▸ **Data to use**
========================================================================

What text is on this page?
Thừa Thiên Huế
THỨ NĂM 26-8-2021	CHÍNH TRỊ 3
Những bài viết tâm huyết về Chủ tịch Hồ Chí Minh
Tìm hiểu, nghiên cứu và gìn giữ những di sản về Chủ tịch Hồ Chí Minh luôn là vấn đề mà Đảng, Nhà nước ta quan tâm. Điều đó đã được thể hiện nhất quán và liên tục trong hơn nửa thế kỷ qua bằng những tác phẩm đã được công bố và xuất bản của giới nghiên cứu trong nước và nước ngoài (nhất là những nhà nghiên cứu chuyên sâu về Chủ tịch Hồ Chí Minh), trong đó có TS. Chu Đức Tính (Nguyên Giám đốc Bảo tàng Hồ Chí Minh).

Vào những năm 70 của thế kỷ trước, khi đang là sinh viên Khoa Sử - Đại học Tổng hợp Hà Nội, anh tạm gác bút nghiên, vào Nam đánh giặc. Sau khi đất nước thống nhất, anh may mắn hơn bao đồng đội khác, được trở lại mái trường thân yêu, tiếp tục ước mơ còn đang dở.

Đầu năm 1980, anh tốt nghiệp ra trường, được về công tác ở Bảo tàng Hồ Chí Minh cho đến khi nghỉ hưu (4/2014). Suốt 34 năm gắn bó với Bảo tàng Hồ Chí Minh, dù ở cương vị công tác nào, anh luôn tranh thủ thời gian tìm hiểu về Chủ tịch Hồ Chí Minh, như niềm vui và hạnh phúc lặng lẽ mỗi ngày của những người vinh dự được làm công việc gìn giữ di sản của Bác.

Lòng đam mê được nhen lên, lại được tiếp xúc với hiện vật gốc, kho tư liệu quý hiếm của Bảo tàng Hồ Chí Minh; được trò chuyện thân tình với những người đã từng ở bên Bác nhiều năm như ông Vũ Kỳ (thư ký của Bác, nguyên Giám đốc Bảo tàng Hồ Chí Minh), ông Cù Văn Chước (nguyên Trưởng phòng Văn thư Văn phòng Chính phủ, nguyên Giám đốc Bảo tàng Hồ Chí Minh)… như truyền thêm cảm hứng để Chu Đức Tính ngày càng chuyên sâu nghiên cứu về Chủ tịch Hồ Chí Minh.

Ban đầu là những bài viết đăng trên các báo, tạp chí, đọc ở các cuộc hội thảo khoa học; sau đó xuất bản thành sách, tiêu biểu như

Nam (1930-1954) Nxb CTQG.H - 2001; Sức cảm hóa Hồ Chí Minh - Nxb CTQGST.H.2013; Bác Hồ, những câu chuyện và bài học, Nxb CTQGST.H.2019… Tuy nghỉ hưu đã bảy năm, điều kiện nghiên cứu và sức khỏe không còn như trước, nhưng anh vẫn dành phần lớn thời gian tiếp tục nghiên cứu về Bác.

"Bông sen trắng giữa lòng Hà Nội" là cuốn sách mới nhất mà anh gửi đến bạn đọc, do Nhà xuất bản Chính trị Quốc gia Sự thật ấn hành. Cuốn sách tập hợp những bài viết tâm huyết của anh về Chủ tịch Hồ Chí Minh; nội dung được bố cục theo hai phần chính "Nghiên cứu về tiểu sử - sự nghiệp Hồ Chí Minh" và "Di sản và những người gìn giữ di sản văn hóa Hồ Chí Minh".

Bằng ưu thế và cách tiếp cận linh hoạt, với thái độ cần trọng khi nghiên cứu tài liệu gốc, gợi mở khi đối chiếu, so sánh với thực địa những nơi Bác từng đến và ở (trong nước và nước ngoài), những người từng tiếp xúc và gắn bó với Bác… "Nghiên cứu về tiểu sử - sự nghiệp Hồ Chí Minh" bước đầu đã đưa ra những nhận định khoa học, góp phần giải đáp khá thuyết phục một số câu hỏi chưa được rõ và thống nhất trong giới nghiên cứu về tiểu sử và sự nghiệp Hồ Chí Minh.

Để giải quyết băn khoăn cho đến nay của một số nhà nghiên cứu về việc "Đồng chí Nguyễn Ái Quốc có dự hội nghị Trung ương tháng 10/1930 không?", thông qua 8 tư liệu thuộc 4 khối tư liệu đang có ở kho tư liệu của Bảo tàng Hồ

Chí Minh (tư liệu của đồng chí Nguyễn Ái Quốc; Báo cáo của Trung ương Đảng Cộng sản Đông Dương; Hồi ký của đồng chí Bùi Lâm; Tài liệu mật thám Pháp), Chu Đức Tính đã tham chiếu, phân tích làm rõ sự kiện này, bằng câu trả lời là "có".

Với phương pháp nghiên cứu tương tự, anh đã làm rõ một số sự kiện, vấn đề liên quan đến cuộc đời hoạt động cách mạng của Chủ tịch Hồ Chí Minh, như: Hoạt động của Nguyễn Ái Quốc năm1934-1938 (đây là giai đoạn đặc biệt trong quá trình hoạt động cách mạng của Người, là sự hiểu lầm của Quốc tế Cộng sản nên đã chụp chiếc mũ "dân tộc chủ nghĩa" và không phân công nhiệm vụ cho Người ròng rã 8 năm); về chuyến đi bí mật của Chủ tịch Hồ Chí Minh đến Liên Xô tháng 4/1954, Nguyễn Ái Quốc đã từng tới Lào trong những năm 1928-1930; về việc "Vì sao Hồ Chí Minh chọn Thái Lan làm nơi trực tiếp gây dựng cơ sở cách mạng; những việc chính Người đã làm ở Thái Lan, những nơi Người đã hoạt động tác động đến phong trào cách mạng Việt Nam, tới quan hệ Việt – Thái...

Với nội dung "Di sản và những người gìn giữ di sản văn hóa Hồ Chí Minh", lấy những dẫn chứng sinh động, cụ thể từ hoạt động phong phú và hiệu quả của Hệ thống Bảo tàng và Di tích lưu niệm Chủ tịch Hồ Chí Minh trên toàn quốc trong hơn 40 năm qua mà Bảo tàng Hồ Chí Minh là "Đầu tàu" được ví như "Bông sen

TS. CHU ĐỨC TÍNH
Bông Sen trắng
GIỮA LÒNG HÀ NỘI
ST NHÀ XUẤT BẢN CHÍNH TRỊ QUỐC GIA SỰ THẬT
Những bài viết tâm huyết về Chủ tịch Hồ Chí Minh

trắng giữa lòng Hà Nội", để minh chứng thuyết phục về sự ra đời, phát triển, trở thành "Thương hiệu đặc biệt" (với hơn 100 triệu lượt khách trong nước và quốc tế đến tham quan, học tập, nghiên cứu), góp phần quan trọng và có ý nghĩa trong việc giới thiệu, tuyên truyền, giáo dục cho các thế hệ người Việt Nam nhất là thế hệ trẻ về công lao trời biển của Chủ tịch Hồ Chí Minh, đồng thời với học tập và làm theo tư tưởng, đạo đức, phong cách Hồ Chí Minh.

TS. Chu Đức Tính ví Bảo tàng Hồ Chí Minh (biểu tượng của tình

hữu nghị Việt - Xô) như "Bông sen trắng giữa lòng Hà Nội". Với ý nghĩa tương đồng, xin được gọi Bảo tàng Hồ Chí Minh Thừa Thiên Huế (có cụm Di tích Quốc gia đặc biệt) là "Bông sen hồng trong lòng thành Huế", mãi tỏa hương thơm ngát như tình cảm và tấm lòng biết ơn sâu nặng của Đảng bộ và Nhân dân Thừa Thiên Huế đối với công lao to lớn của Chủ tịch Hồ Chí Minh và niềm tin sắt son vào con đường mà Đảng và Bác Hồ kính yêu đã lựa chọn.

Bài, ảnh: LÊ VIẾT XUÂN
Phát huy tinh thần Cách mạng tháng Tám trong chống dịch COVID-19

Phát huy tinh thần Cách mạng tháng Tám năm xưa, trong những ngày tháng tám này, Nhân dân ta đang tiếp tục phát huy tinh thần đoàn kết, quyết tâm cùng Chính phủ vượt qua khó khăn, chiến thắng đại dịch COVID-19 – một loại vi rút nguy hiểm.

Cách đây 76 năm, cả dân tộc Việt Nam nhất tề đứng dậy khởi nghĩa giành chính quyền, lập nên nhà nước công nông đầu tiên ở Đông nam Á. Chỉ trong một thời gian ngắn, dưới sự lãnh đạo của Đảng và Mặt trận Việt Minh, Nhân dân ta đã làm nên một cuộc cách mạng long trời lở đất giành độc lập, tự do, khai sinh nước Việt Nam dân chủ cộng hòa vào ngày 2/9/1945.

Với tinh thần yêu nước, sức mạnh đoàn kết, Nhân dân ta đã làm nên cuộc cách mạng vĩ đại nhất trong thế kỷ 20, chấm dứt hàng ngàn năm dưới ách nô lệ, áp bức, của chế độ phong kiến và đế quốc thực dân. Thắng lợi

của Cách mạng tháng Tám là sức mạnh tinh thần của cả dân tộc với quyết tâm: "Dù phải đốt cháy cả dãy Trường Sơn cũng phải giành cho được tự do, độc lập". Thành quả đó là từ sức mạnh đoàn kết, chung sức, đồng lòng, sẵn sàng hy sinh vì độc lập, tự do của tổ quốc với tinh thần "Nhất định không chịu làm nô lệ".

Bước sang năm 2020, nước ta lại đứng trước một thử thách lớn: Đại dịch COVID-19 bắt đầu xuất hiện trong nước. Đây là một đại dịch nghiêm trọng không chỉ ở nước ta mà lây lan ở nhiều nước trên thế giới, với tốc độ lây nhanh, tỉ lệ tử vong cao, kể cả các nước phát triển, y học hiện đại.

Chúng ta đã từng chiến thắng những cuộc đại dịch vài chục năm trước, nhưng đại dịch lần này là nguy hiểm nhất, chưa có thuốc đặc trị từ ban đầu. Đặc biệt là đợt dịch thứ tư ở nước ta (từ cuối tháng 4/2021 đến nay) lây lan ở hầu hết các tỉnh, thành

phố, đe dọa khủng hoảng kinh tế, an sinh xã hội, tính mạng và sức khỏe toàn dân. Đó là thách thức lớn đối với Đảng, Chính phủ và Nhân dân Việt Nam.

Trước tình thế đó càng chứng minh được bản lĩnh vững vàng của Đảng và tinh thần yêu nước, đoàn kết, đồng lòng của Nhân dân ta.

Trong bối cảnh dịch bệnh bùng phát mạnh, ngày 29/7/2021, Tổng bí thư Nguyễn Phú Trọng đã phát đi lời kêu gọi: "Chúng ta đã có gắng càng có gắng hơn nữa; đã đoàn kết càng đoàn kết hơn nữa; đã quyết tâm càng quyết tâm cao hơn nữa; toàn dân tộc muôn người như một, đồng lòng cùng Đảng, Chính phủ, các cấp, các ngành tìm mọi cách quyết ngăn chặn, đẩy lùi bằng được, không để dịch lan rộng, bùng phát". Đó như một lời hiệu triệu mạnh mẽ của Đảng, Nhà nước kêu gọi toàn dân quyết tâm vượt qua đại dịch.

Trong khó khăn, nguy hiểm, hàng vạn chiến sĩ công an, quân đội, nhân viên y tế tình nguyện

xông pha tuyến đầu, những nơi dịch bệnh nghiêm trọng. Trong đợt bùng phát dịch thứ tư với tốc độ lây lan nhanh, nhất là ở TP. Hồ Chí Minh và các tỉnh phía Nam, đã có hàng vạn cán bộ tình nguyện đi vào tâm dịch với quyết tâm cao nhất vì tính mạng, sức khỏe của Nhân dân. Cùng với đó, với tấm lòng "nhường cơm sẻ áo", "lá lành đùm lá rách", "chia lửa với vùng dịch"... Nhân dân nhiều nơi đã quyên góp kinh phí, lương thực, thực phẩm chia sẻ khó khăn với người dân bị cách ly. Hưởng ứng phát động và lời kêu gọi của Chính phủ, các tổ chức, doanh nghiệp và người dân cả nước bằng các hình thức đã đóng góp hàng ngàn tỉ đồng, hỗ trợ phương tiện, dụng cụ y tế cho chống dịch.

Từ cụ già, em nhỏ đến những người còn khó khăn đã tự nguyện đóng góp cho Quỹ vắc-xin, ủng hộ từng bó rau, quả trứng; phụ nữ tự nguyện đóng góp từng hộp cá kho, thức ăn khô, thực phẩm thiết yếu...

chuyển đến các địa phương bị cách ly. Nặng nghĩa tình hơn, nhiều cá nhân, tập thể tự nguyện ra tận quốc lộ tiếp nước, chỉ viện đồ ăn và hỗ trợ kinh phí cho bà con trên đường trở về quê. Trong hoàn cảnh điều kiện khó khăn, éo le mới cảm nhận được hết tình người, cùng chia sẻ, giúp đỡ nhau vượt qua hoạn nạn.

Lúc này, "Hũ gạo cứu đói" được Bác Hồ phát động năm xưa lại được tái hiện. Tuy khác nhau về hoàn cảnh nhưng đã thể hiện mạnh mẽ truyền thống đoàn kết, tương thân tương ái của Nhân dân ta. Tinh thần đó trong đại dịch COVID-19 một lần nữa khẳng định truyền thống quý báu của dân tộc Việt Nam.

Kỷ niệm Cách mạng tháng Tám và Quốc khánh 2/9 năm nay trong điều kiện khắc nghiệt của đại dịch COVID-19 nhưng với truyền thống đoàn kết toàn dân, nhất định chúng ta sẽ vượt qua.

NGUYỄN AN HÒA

========================================================================

▸ **Set task**
Count how many lines above include the word "chứng" and answer with that figure only.

▸ **Result of the exercise**
3